### TASK TO CARRY OUT
Look through the data below. Show each line where the string "initials" occurs.

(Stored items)
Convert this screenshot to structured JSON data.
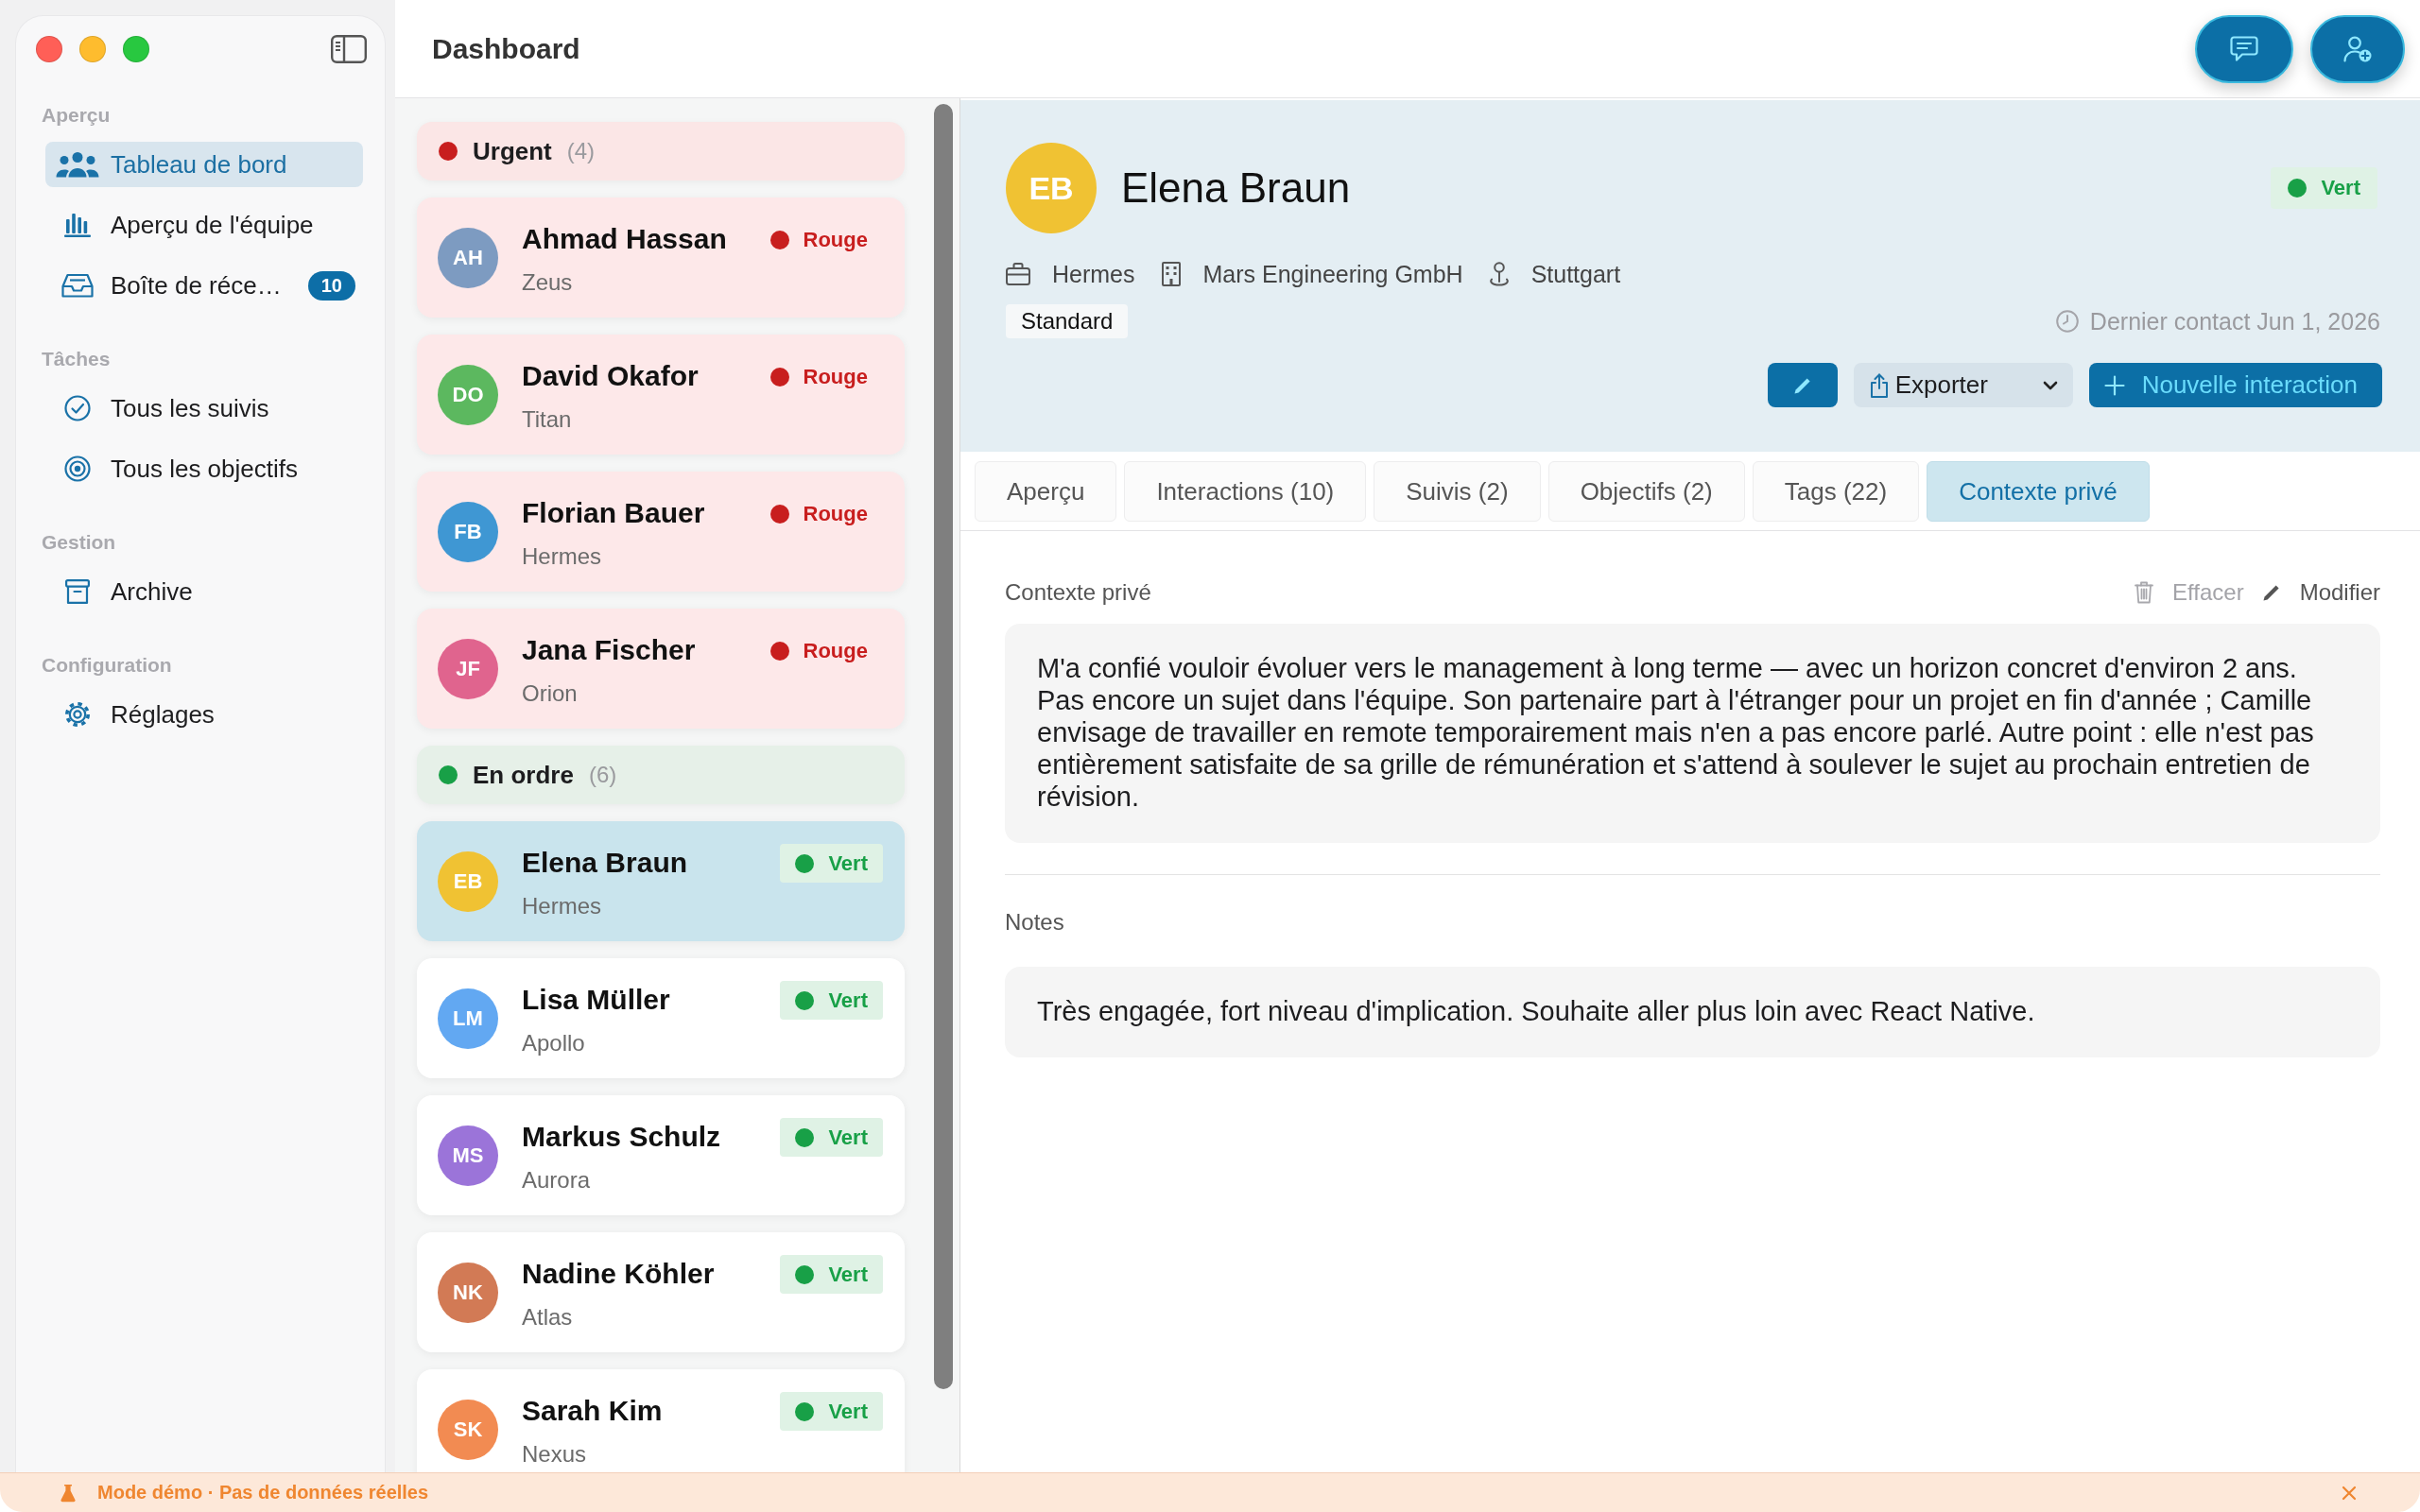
{
  "window": {
    "title": "Dashboard"
  },
  "sidebar": {
    "sections": [
      {
        "title": "Aperçu",
        "items": [
          {
            "label": "Tableau de bord",
            "selected": true
          },
          {
            "label": "Aperçu de l'équipe",
            "selected": false
          },
          {
            "label": "Boîte de réce…",
            "selected": false,
            "badge": "10"
          }
        ]
      },
      {
        "title": "Tâches",
        "items": [
          {
            "label": "Tous les suivis",
            "selected": false
          },
          {
            "label": "Tous les objectifs",
            "selected": false
          }
        ]
      },
      {
        "title": "Gestion",
        "items": [
          {
            "label": "Archive",
            "selected": false
          }
        ]
      },
      {
        "title": "Configuration",
        "items": [
          {
            "label": "Réglages",
            "selected": false
          }
        ]
      }
    ]
  },
  "contact_list": {
    "groups": [
      {
        "kind": "urgent",
        "label": "Urgent",
        "count": "(4)",
        "color": "#c81e1e",
        "contacts": [
          {
            "avatar": {
              "initials": "AH",
              "color": "#7d9bc1"
            },
            "name": "Ahmad Hassan",
            "team": "Zeus",
            "status": {
              "label": "Rouge",
              "color": "#c81e1e"
            },
            "selected": false
          },
          {
            "avatar": {
              "initials": "DO",
              "color": "#5cb85f"
            },
            "name": "David Okafor",
            "team": "Titan",
            "status": {
              "label": "Rouge",
              "color": "#c81e1e"
            },
            "selected": false
          },
          {
            "avatar": {
              "initials": "FB",
              "color": "#3f97d3"
            },
            "name": "Florian Bauer",
            "team": "Hermes",
            "status": {
              "label": "Rouge",
              "color": "#c81e1e"
            },
            "selected": false
          },
          {
            "avatar": {
              "initials": "JF",
              "color": "#e0648e"
            },
            "name": "Jana Fischer",
            "team": "Orion",
            "status": {
              "label": "Rouge",
              "color": "#c81e1e"
            },
            "selected": false
          }
        ]
      },
      {
        "kind": "ok",
        "label": "En ordre",
        "count": "(6)",
        "color": "#18a047",
        "contacts": [
          {
            "avatar": {
              "initials": "EB",
              "color": "#f0c233"
            },
            "name": "Elena Braun",
            "team": "Hermes",
            "status": {
              "label": "Vert",
              "color": "#18a047"
            },
            "selected": true
          },
          {
            "avatar": {
              "initials": "LM",
              "color": "#62a8f2"
            },
            "name": "Lisa Müller",
            "team": "Apollo",
            "status": {
              "label": "Vert",
              "color": "#18a047"
            },
            "selected": false
          },
          {
            "avatar": {
              "initials": "MS",
              "color": "#9b74d9"
            },
            "name": "Markus Schulz",
            "team": "Aurora",
            "status": {
              "label": "Vert",
              "color": "#18a047"
            },
            "selected": false
          },
          {
            "avatar": {
              "initials": "NK",
              "color": "#d27a55"
            },
            "name": "Nadine Köhler",
            "team": "Atlas",
            "status": {
              "label": "Vert",
              "color": "#18a047"
            },
            "selected": false
          },
          {
            "avatar": {
              "initials": "SK",
              "color": "#f28b52"
            },
            "name": "Sarah Kim",
            "team": "Nexus",
            "status": {
              "label": "Vert",
              "color": "#18a047"
            },
            "selected": false
          }
        ]
      }
    ]
  },
  "detail": {
    "avatar": {
      "initials": "EB",
      "color": "#f0c233"
    },
    "name": "Elena Braun",
    "status": {
      "label": "Vert",
      "color": "#18a047"
    },
    "meta": [
      "Hermes",
      "Mars Engineering GmbH",
      "Stuttgart"
    ],
    "tier": "Standard",
    "last_contact": "Dernier contact Jun 1, 2026",
    "export_button": "Exporter",
    "new_interaction_button": "Nouvelle interaction",
    "tabs": [
      {
        "label": "Aperçu",
        "selected": false
      },
      {
        "label": "Interactions (10)",
        "selected": false
      },
      {
        "label": "Suivis (2)",
        "selected": false
      },
      {
        "label": "Objectifs (2)",
        "selected": false
      },
      {
        "label": "Tags (22)",
        "selected": false
      },
      {
        "label": "Contexte privé",
        "selected": true
      }
    ],
    "sections": [
      {
        "title": "Contexte privé",
        "actions": [
          {
            "label": "Effacer",
            "disabled": true
          },
          {
            "label": "Modifier",
            "disabled": false
          }
        ],
        "text": "M'a confié vouloir évoluer vers le management à long terme — avec un horizon concret d'environ 2 ans. Pas encore un sujet dans l'équipe. Son partenaire part à l'étranger pour un projet en fin d'année ; Camille envisage de travailler en remote temporairement mais n'en a pas encore parlé. Autre point : elle n'est pas entièrement satisfaite de sa grille de rémunération et s'attend à soulever le sujet au prochain entretien de révision."
      },
      {
        "title": "Notes",
        "text": "Très engagée, fort niveau d'implication. Souhaite aller plus loin avec React Native."
      }
    ]
  },
  "banner": {
    "text": "Mode démo · Pas de données réelles"
  }
}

### SOLUTION BELOW
              "initials": "AH",
              "initials": "DO",
              "initials": "FB",
              "initials": "JF",
              "initials": "EB",
              "initials": "LM",
              "initials": "MS",
              "initials": "NK",
              "initials": "SK",
      "initials": "EB",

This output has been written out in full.